#### EXERCISE BRIEF
Write out the records below word for word, please.

#### PROVIDED RECORDS
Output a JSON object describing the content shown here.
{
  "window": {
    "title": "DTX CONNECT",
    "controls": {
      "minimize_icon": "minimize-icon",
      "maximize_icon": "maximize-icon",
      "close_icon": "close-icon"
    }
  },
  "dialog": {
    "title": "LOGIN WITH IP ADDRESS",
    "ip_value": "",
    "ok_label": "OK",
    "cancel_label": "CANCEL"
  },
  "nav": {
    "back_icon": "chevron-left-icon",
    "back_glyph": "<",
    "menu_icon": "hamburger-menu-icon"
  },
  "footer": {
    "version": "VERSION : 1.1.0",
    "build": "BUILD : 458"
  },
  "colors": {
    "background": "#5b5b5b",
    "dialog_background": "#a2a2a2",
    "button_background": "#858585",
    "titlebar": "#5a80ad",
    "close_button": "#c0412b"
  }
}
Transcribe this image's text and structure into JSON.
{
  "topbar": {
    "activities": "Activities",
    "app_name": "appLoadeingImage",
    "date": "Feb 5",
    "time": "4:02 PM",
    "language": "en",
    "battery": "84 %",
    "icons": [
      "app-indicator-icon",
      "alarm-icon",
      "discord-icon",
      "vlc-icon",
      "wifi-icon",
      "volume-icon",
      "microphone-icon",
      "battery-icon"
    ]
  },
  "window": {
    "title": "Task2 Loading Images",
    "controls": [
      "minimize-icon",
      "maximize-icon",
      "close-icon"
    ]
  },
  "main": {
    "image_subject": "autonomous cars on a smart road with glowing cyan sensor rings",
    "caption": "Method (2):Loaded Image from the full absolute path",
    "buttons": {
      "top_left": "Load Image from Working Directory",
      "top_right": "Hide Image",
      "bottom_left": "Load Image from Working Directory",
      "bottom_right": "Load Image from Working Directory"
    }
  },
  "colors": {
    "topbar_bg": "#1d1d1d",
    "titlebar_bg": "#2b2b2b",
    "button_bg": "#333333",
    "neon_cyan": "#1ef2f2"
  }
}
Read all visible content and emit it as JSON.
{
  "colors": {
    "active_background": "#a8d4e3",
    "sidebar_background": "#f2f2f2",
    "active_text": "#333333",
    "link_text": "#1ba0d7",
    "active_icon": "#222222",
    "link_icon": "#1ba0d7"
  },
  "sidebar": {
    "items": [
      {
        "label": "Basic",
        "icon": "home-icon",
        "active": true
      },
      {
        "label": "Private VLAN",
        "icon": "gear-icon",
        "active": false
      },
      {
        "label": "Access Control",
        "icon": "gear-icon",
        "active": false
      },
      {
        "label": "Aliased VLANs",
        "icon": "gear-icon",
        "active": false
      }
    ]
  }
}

#### EXPECTED ANSWER
Output a JSON object describing the content shown here.
{
  "window": {
    "title": "DTX CONNECT",
    "controls": {
      "minimize_icon": "minimize-icon",
      "maximize_icon": "maximize-icon",
      "close_icon": "close-icon"
    }
  },
  "dialog": {
    "title": "LOGIN WITH IP ADDRESS",
    "ip_value": "",
    "ok_label": "OK",
    "cancel_label": "CANCEL"
  },
  "nav": {
    "back_icon": "chevron-left-icon",
    "back_glyph": "<",
    "menu_icon": "hamburger-menu-icon"
  },
  "footer": {
    "version": "VERSION : 1.1.0",
    "build": "BUILD : 458"
  },
  "colors": {
    "background": "#5b5b5b",
    "dialog_background": "#a2a2a2",
    "button_background": "#858585",
    "titlebar": "#5a80ad",
    "close_button": "#c0412b"
  }
}
Transcribe this image's text and structure into JSON.
{
  "topbar": {
    "activities": "Activities",
    "app_name": "appLoadeingImage",
    "date": "Feb 5",
    "time": "4:02 PM",
    "language": "en",
    "battery": "84 %",
    "icons": [
      "app-indicator-icon",
      "alarm-icon",
      "discord-icon",
      "vlc-icon",
      "wifi-icon",
      "volume-icon",
      "microphone-icon",
      "battery-icon"
    ]
  },
  "window": {
    "title": "Task2 Loading Images",
    "controls": [
      "minimize-icon",
      "maximize-icon",
      "close-icon"
    ]
  },
  "main": {
    "image_subject": "autonomous cars on a smart road with glowing cyan sensor rings",
    "caption": "Method (2):Loaded Image from the full absolute path",
    "buttons": {
      "top_left": "Load Image from Working Directory",
      "top_right": "Hide Image",
      "bottom_left": "Load Image from Working Directory",
      "bottom_right": "Load Image from Working Directory"
    }
  },
  "colors": {
    "topbar_bg": "#1d1d1d",
    "titlebar_bg": "#2b2b2b",
    "button_bg": "#333333",
    "neon_cyan": "#1ef2f2"
  }
}
Read all visible content and emit it as JSON.
{
  "colors": {
    "active_background": "#a8d4e3",
    "sidebar_background": "#f2f2f2",
    "active_text": "#333333",
    "link_text": "#1ba0d7",
    "active_icon": "#222222",
    "link_icon": "#1ba0d7"
  },
  "sidebar": {
    "items": [
      {
        "label": "Basic",
        "icon": "home-icon",
        "active": true
      },
      {
        "label": "Private VLAN",
        "icon": "gear-icon",
        "active": false
      },
      {
        "label": "Access Control",
        "icon": "gear-icon",
        "active": false
      },
      {
        "label": "Aliased VLANs",
        "icon": "gear-icon",
        "active": false
      }
    ]
  }
}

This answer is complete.